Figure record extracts
%%
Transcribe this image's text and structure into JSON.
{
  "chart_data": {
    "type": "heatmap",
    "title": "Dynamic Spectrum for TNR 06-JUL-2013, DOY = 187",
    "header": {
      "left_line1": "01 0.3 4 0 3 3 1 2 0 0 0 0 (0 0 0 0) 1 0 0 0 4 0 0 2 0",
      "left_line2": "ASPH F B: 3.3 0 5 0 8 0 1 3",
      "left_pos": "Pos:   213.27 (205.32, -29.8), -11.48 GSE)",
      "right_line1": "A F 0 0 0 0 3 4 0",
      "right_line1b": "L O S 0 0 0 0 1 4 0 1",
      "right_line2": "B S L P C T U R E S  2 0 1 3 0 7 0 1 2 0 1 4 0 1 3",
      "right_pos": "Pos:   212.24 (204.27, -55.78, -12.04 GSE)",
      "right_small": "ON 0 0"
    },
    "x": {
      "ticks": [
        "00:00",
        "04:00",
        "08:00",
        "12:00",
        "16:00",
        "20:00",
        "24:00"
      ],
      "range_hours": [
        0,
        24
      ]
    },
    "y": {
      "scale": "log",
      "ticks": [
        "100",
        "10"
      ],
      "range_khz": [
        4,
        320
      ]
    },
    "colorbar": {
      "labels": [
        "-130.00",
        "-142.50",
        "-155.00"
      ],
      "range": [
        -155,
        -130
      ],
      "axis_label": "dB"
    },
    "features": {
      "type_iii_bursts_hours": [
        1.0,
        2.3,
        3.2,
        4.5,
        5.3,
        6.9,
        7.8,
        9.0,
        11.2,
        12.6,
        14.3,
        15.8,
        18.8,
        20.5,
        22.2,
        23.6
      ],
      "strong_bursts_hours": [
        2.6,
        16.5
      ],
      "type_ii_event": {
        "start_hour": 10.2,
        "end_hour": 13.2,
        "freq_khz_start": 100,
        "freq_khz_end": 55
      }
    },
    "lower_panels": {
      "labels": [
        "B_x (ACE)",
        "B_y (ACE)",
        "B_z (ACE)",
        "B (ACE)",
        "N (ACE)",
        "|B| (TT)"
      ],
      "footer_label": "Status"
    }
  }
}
%%
## Problem requirements:
Reproduce all the records precisely.

## Expected answer:
Transcribe this image's text and structure into JSON.
{
  "chart_data": {
    "type": "heatmap",
    "title": "Dynamic Spectrum for TNR 06-JUL-2013, DOY = 187",
    "header": {
      "left_line1": "01 0.3 4 0 3 3 1 2 0 0 0 0 (0 0 0 0) 1 0 0 0 4 0 0 2 0",
      "left_line2": "ASPH F B: 3.3 0 5 0 8 0 1 3",
      "left_pos": "Pos:   213.27 (205.32, -29.8), -11.48 GSE)",
      "right_line1": "A F 0 0 0 0 3 4 0",
      "right_line1b": "L O S 0 0 0 0 1 4 0 1",
      "right_line2": "B S L P C T U R E S  2 0 1 3 0 7 0 1 2 0 1 4 0 1 3",
      "right_pos": "Pos:   212.24 (204.27, -55.78, -12.04 GSE)",
      "right_small": "ON 0 0"
    },
    "x": {
      "ticks": [
        "00:00",
        "04:00",
        "08:00",
        "12:00",
        "16:00",
        "20:00",
        "24:00"
      ],
      "range_hours": [
        0,
        24
      ]
    },
    "y": {
      "scale": "log",
      "ticks": [
        "100",
        "10"
      ],
      "range_khz": [
        4,
        320
      ]
    },
    "colorbar": {
      "labels": [
        "-130.00",
        "-142.50",
        "-155.00"
      ],
      "range": [
        -155,
        -130
      ],
      "axis_label": "dB"
    },
    "features": {
      "type_iii_bursts_hours": [
        1.0,
        2.3,
        3.2,
        4.5,
        5.3,
        6.9,
        7.8,
        9.0,
        11.2,
        12.6,
        14.3,
        15.8,
        18.8,
        20.5,
        22.2,
        23.6
      ],
      "strong_bursts_hours": [
        2.6,
        16.5
      ],
      "type_ii_event": {
        "start_hour": 10.2,
        "end_hour": 13.2,
        "freq_khz_start": 100,
        "freq_khz_end": 55
      }
    },
    "lower_panels": {
      "labels": [
        "B_x (ACE)",
        "B_y (ACE)",
        "B_z (ACE)",
        "B (ACE)",
        "N (ACE)",
        "|B| (TT)"
      ],
      "footer_label": "Status"
    }
  }
}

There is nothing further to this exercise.